Data items.
_ _ _ _ _ _ _

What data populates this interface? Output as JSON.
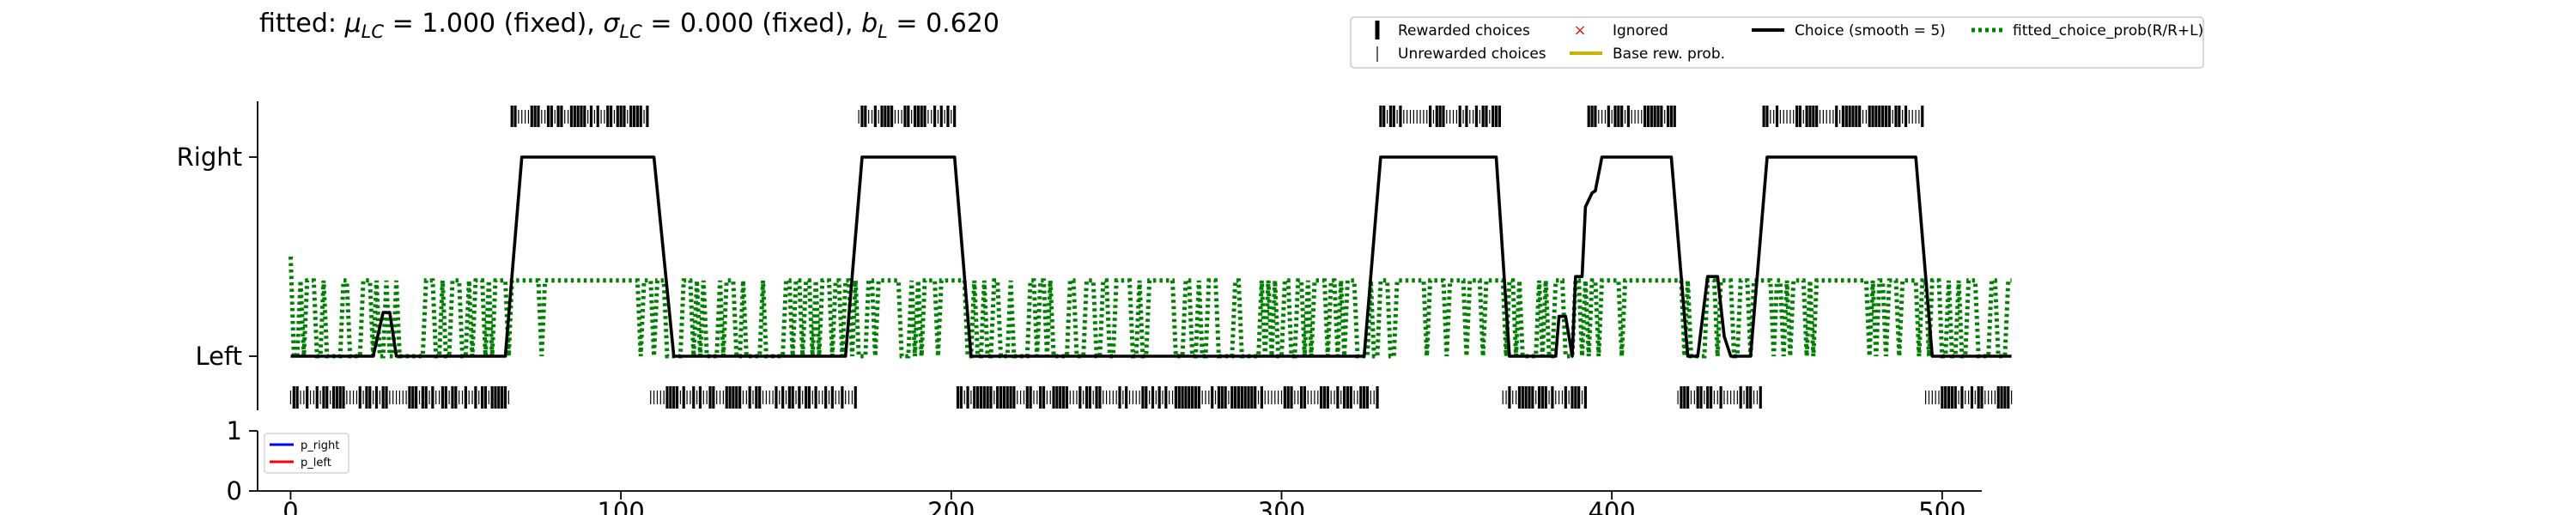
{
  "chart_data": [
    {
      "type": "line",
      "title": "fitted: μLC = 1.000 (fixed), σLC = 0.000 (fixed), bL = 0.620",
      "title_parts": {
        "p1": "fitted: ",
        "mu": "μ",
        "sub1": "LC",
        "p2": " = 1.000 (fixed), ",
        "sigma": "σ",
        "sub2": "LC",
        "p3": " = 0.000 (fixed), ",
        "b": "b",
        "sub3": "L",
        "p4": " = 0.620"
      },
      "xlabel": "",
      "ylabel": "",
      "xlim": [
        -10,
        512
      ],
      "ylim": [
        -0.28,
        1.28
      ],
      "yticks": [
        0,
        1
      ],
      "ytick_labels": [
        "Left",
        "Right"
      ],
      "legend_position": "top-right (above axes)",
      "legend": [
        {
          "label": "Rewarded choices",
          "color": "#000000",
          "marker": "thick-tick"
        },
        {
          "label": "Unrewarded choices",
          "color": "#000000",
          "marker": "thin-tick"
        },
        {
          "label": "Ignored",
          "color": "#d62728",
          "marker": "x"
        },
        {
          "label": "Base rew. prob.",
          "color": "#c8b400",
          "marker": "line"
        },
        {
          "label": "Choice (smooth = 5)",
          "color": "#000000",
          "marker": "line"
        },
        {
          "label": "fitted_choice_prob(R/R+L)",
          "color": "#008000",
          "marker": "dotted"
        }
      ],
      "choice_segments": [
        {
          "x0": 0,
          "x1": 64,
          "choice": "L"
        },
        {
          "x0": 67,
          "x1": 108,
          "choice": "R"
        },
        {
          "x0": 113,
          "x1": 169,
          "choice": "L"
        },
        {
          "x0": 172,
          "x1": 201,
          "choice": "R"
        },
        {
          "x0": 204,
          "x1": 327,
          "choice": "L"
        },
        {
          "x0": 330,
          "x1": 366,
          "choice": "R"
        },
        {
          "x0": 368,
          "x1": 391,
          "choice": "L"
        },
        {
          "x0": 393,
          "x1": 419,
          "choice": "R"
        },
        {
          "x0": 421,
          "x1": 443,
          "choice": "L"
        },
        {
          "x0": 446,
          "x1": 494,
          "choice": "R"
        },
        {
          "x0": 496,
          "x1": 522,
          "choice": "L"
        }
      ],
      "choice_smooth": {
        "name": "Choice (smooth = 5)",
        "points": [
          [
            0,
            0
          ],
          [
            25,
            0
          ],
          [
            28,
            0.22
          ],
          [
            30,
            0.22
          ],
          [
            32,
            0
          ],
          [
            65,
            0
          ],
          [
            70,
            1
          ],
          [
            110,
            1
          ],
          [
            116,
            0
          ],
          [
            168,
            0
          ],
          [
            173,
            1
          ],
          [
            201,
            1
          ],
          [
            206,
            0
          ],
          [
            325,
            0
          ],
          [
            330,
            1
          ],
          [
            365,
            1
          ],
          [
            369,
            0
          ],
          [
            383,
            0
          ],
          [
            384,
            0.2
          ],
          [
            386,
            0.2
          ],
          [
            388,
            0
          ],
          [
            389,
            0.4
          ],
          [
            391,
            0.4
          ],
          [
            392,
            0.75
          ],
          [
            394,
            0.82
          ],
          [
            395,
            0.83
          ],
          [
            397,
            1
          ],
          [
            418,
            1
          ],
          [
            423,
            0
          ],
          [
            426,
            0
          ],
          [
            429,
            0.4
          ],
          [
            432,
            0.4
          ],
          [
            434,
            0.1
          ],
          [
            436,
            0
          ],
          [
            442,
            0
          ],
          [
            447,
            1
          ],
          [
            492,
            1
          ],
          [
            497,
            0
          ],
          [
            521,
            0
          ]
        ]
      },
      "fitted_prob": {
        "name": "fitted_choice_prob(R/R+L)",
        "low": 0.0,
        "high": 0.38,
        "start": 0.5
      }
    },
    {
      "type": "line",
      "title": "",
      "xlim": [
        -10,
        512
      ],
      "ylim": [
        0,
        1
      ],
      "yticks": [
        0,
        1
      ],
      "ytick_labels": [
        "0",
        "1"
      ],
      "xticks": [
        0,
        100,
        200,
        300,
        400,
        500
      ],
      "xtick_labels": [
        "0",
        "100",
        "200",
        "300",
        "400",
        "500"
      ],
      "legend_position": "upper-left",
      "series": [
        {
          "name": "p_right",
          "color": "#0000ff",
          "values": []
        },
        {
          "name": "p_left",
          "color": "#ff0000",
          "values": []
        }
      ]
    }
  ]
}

_ _ _ _ _ _ _

Problem details.
Filter the records above for lines containing the word "marker", and copy those lines.

Task answer.
          "marker": "thick-tick"
          "marker": "thin-tick"
          "marker": "x"
          "marker": "line"
          "marker": "line"
          "marker": "dotted"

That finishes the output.